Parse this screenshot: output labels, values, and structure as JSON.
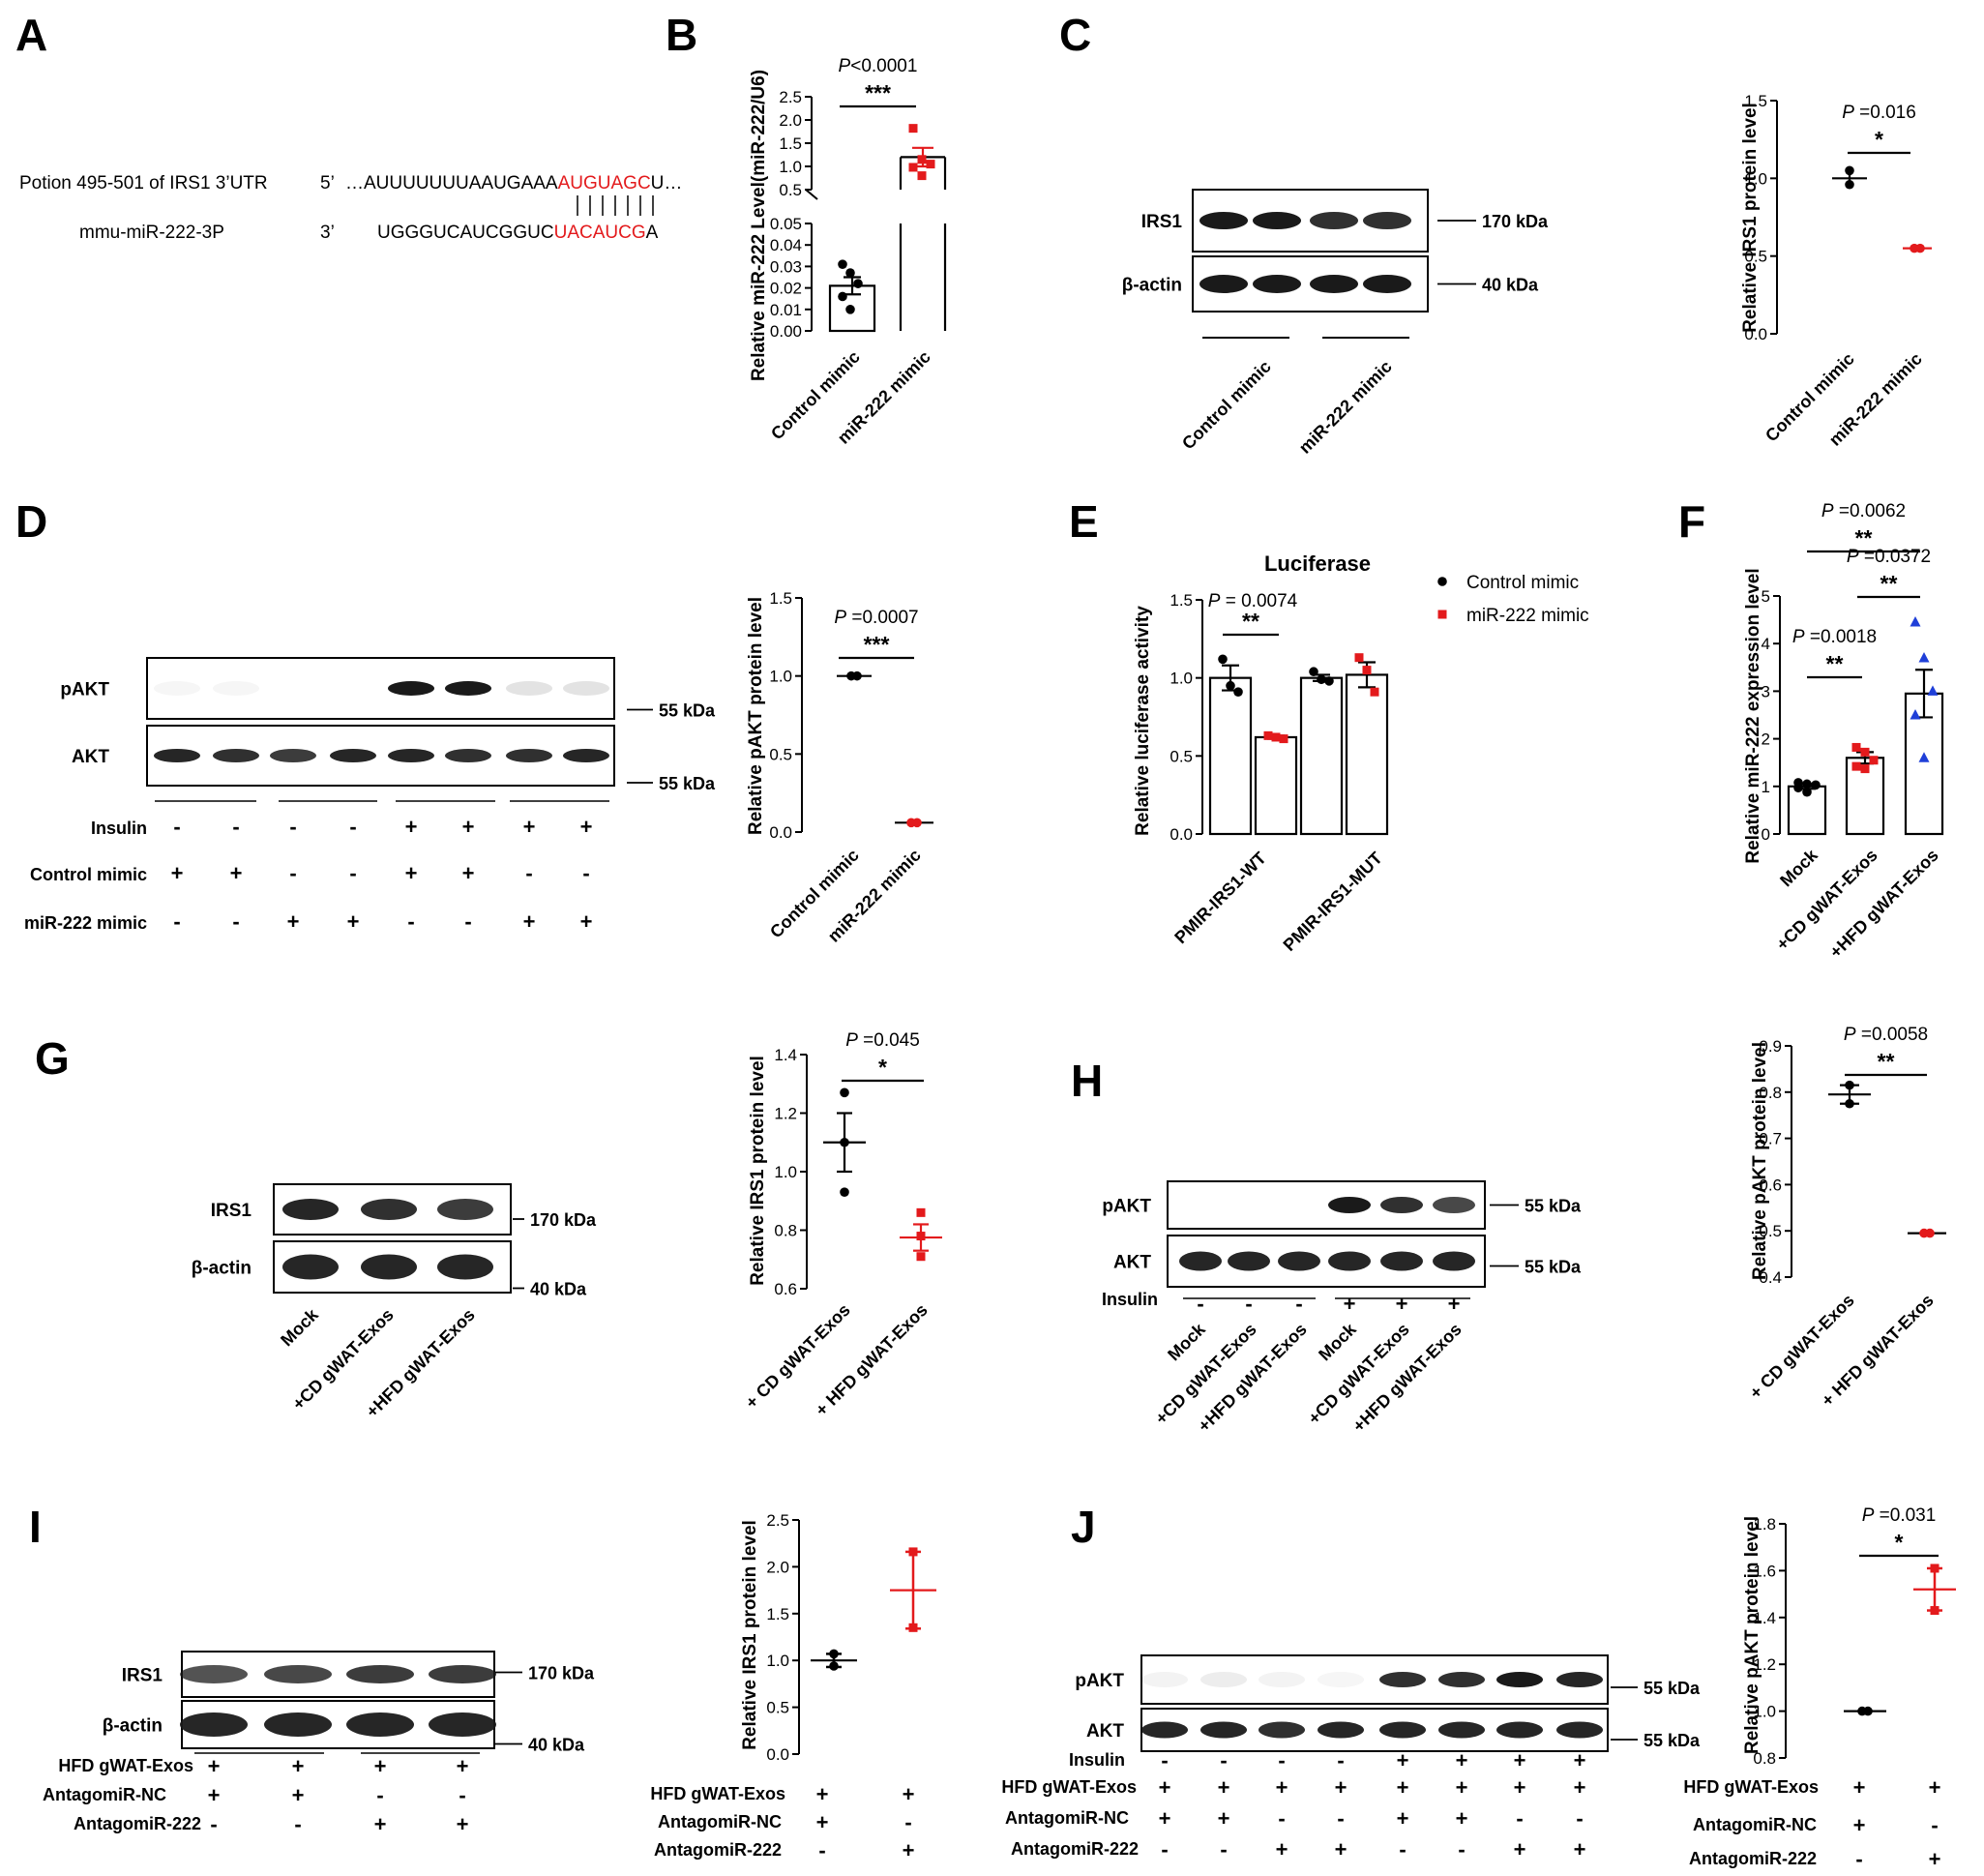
{
  "panel_letters": [
    "A",
    "B",
    "C",
    "D",
    "E",
    "F",
    "G",
    "H",
    "I",
    "J"
  ],
  "colors": {
    "black": "#000000",
    "red": "#e31a1c",
    "blue": "#1f3fd8",
    "band": "#1a1a1a"
  },
  "panel_a": {
    "row1_label": "Potion 495-501 of IRS1 3’UTR",
    "row1_prefix": "5’",
    "row1_black": "…AUUUUUUUAAUGAAA",
    "row1_red": "AUGUAGC",
    "row1_tail": "U…",
    "row2_label": "mmu-miR-222-3P",
    "row2_prefix": "3’",
    "row2_black": "UGGGUCAUCGGUC",
    "row2_red": "UACAUCG",
    "row2_tail": "A",
    "pairing_marks": "| | | | | | |"
  },
  "blots": {
    "c": {
      "rows": [
        "IRS1",
        "β-actin"
      ],
      "markers": [
        "170 kDa",
        "40 kDa"
      ],
      "groups": [
        "Control mimic",
        "miR-222 mimic"
      ]
    },
    "d": {
      "rows": [
        "pAKT",
        "AKT"
      ],
      "markers": [
        "55 kDa",
        "55 kDa"
      ],
      "conditions": [
        {
          "label": "Insulin",
          "signs": [
            "-",
            "-",
            "-",
            "-",
            "+",
            "+",
            "+",
            "+"
          ]
        },
        {
          "label": "Control mimic",
          "signs": [
            "+",
            "+",
            "-",
            "-",
            "+",
            "+",
            "-",
            "-"
          ]
        },
        {
          "label": "miR-222 mimic",
          "signs": [
            "-",
            "-",
            "+",
            "+",
            "-",
            "-",
            "+",
            "+"
          ]
        }
      ]
    },
    "g": {
      "rows": [
        "IRS1",
        "β-actin"
      ],
      "markers": [
        "170 kDa",
        "40 kDa"
      ],
      "lanes": [
        "Mock",
        "+CD gWAT-Exos",
        "+HFD gWAT-Exos"
      ]
    },
    "h": {
      "rows": [
        "pAKT",
        "AKT"
      ],
      "markers": [
        "55 kDa",
        "55 kDa"
      ],
      "insulin_label": "Insulin",
      "insulin_signs": [
        "-",
        "-",
        "-",
        "+",
        "+",
        "+"
      ],
      "lanes": [
        "Mock",
        "+CD gWAT-Exos",
        "+HFD gWAT-Exos",
        "Mock",
        "+CD gWAT-Exos",
        "+HFD gWAT-Exos"
      ]
    },
    "i": {
      "rows": [
        "IRS1",
        "β-actin"
      ],
      "markers": [
        "170 kDa",
        "40 kDa"
      ],
      "conditions": [
        {
          "label": "HFD gWAT-Exos",
          "signs": [
            "+",
            "+",
            "+",
            "+"
          ]
        },
        {
          "label": "AntagomiR-NC",
          "signs": [
            "+",
            "+",
            "-",
            "-"
          ]
        },
        {
          "label": "AntagomiR-222",
          "signs": [
            "-",
            "-",
            "+",
            "+"
          ]
        }
      ]
    },
    "j": {
      "rows": [
        "pAKT",
        "AKT"
      ],
      "markers": [
        "55 kDa",
        "55 kDa"
      ],
      "conditions": [
        {
          "label": "Insulin",
          "signs": [
            "-",
            "-",
            "-",
            "-",
            "+",
            "+",
            "+",
            "+"
          ]
        },
        {
          "label": "HFD gWAT-Exos",
          "signs": [
            "+",
            "+",
            "+",
            "+",
            "+",
            "+",
            "+",
            "+"
          ]
        },
        {
          "label": "AntagomiR-NC",
          "signs": [
            "+",
            "+",
            "-",
            "-",
            "+",
            "+",
            "-",
            "-"
          ]
        },
        {
          "label": "AntagomiR-222",
          "signs": [
            "-",
            "-",
            "+",
            "+",
            "-",
            "-",
            "+",
            "+"
          ]
        }
      ]
    }
  },
  "chart_data": [
    {
      "id": "B",
      "type": "bar",
      "ylabel": "Relative miR-222  Level(miR-222/U6)",
      "categories": [
        "Control mimic",
        "miR-222 mimic"
      ],
      "series": [
        {
          "values": [
            0.021,
            1.2
          ],
          "sem": [
            0.004,
            0.2
          ]
        }
      ],
      "points": [
        [
          0.031,
          0.027,
          0.022,
          0.016,
          0.01
        ],
        [
          1.82,
          1.15,
          1.05,
          0.98,
          0.8
        ]
      ],
      "y_axis_break": {
        "lower_ylim": [
          0,
          0.05
        ],
        "lower_ticks": [
          "0.00",
          "0.01",
          "0.02",
          "0.03",
          "0.04",
          "0.05"
        ],
        "upper_ylim": [
          0.5,
          2.5
        ],
        "upper_ticks": [
          "0.5",
          "1.0",
          "1.5",
          "2.0",
          "2.5"
        ]
      },
      "annotations": [
        "P<0.0001",
        "***"
      ]
    },
    {
      "id": "C",
      "type": "scatter",
      "ylabel": "Relative IRS1 protein level",
      "categories": [
        "Control mimic",
        "miR-222 mimic"
      ],
      "series": [
        {
          "values": [
            1.0,
            0.55
          ],
          "sem": [
            0.04,
            0.005
          ]
        }
      ],
      "points": [
        [
          1.05,
          0.96
        ],
        [
          0.55,
          0.55
        ]
      ],
      "ylim": [
        0,
        1.5
      ],
      "ticks": [
        "0.0",
        "0.5",
        "1.0",
        "1.5"
      ],
      "annotations": [
        "P =0.016",
        "*"
      ]
    },
    {
      "id": "D",
      "type": "scatter",
      "ylabel": "Relative pAKT protein level",
      "categories": [
        "Control mimic",
        "miR-222 mimic"
      ],
      "series": [
        {
          "values": [
            1.0,
            0.06
          ],
          "sem": [
            0.01,
            0.003
          ]
        }
      ],
      "points": [
        [
          1.0,
          1.0
        ],
        [
          0.06,
          0.06
        ]
      ],
      "ylim": [
        0,
        1.5
      ],
      "ticks": [
        "0.0",
        "0.5",
        "1.0",
        "1.5"
      ],
      "annotations": [
        "P =0.0007",
        "***"
      ]
    },
    {
      "id": "E",
      "type": "bar",
      "title": "Luciferase",
      "ylabel": "Relative luciferase activity",
      "categories": [
        "PMIR-IRS1-WT",
        "PMIR-IRS1-MUT"
      ],
      "series": [
        {
          "name": "Control mimic",
          "values": [
            1.0,
            1.0
          ],
          "sem": [
            0.08,
            0.02
          ],
          "points": [
            [
              1.12,
              0.95,
              0.91
            ],
            [
              1.04,
              0.99,
              0.98
            ]
          ]
        },
        {
          "name": "miR-222 mimic",
          "values": [
            0.62,
            1.02
          ],
          "sem": [
            0.01,
            0.08
          ],
          "points": [
            [
              0.63,
              0.62,
              0.61
            ],
            [
              1.13,
              1.05,
              0.91
            ]
          ]
        }
      ],
      "ylim": [
        0,
        1.5
      ],
      "ticks": [
        "0.0",
        "0.5",
        "1.0",
        "1.5"
      ],
      "annotations": [
        "P = 0.0074",
        "**"
      ],
      "legend": "top-right"
    },
    {
      "id": "F",
      "type": "bar",
      "ylabel": "Relative miR-222 expression level",
      "categories": [
        "Mock",
        "+CD gWAT-Exos",
        "+HFD gWAT-Exos"
      ],
      "series": [
        {
          "values": [
            1.0,
            1.6,
            2.95
          ],
          "sem": [
            0.05,
            0.12,
            0.5
          ]
        }
      ],
      "points": [
        [
          1.08,
          1.05,
          1.03,
          0.97,
          0.88
        ],
        [
          1.82,
          1.72,
          1.55,
          1.42,
          1.37
        ],
        [
          4.45,
          3.7,
          3.0,
          2.5,
          1.6
        ]
      ],
      "ylim": [
        0,
        5
      ],
      "ticks": [
        "0",
        "1",
        "2",
        "3",
        "4",
        "5"
      ],
      "annotations": [
        "P =0.0062",
        "**",
        "P =0.0372",
        "**",
        "P =0.0018",
        "**"
      ]
    },
    {
      "id": "G",
      "type": "scatter",
      "ylabel": "Relative IRS1 protein level",
      "categories": [
        "+ CD gWAT-Exos",
        "+ HFD gWAT-Exos"
      ],
      "series": [
        {
          "values": [
            1.1,
            0.775
          ],
          "sem": [
            0.1,
            0.045
          ]
        }
      ],
      "points": [
        [
          1.27,
          1.1,
          0.93
        ],
        [
          0.86,
          0.78,
          0.71
        ]
      ],
      "ylim": [
        0.6,
        1.4
      ],
      "ticks": [
        "0.6",
        "0.8",
        "1.0",
        "1.2",
        "1.4"
      ],
      "annotations": [
        "P =0.045",
        "*"
      ]
    },
    {
      "id": "H",
      "type": "scatter",
      "ylabel": "Relative pAKT protein level",
      "categories": [
        "+ CD gWAT-Exos",
        "+ HFD gWAT-Exos"
      ],
      "series": [
        {
          "values": [
            0.795,
            0.495
          ],
          "sem": [
            0.02,
            0.003
          ]
        }
      ],
      "points": [
        [
          0.815,
          0.775
        ],
        [
          0.495,
          0.495
        ]
      ],
      "ylim": [
        0.4,
        0.9
      ],
      "ticks": [
        "0.4",
        "0.5",
        "0.6",
        "0.7",
        "0.8",
        "0.9"
      ],
      "annotations": [
        "P =0.0058",
        "**"
      ]
    },
    {
      "id": "I",
      "type": "scatter",
      "ylabel": "Relative IRS1 protein level",
      "series": [
        {
          "values": [
            1.0,
            1.75
          ],
          "sem": [
            0.07,
            0.41
          ]
        }
      ],
      "points": [
        [
          1.07,
          0.94
        ],
        [
          2.16,
          1.35
        ]
      ],
      "ylim": [
        0,
        2.5
      ],
      "ticks": [
        "0.0",
        "0.5",
        "1.0",
        "1.5",
        "2.0",
        "2.5"
      ],
      "conditions": [
        {
          "label": "HFD gWAT-Exos",
          "signs": [
            "+",
            "+"
          ]
        },
        {
          "label": "AntagomiR-NC",
          "signs": [
            "+",
            "-"
          ]
        },
        {
          "label": "AntagomiR-222",
          "signs": [
            "-",
            "+"
          ]
        }
      ]
    },
    {
      "id": "J",
      "type": "scatter",
      "ylabel": "Relative pAKT protein level",
      "series": [
        {
          "values": [
            1.0,
            1.52
          ],
          "sem": [
            0.005,
            0.09
          ]
        }
      ],
      "points": [
        [
          1.0,
          1.0
        ],
        [
          1.61,
          1.43
        ]
      ],
      "ylim": [
        0.8,
        1.8
      ],
      "ticks": [
        "0.8",
        "1.0",
        "1.2",
        "1.4",
        "1.6",
        "1.8"
      ],
      "annotations": [
        "P =0.031",
        "*"
      ],
      "conditions": [
        {
          "label": "HFD gWAT-Exos",
          "signs": [
            "+",
            "+"
          ]
        },
        {
          "label": "AntagomiR-NC",
          "signs": [
            "+",
            "-"
          ]
        },
        {
          "label": "AntagomiR-222",
          "signs": [
            "-",
            "+"
          ]
        }
      ]
    }
  ]
}
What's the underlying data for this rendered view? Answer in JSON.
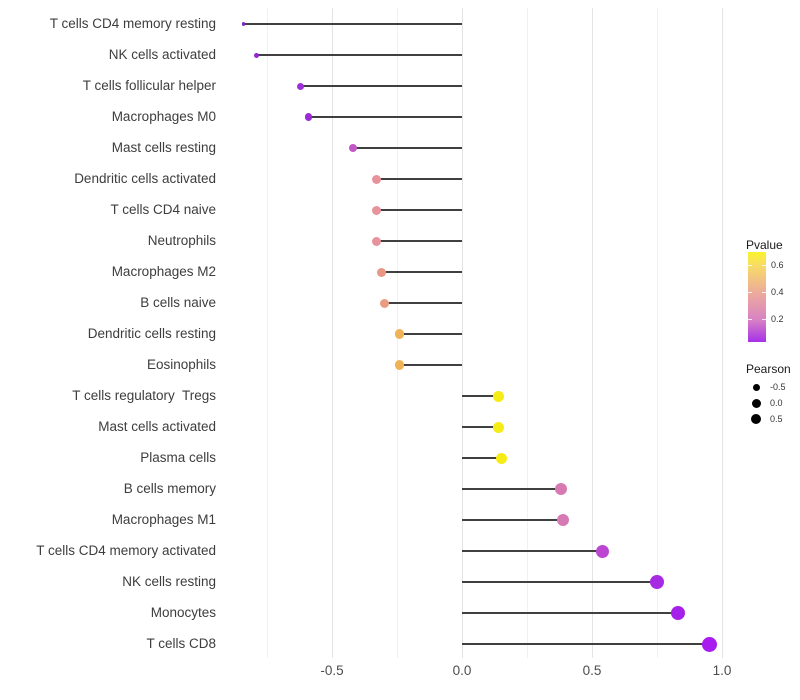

■ Prompt
Extract from the material all lines containing the string "this".

■ Worked solution
Parse this screenshot: output labels, values, and structure as JSON.
What's the underlying data for this rendered view? Answer in JSON.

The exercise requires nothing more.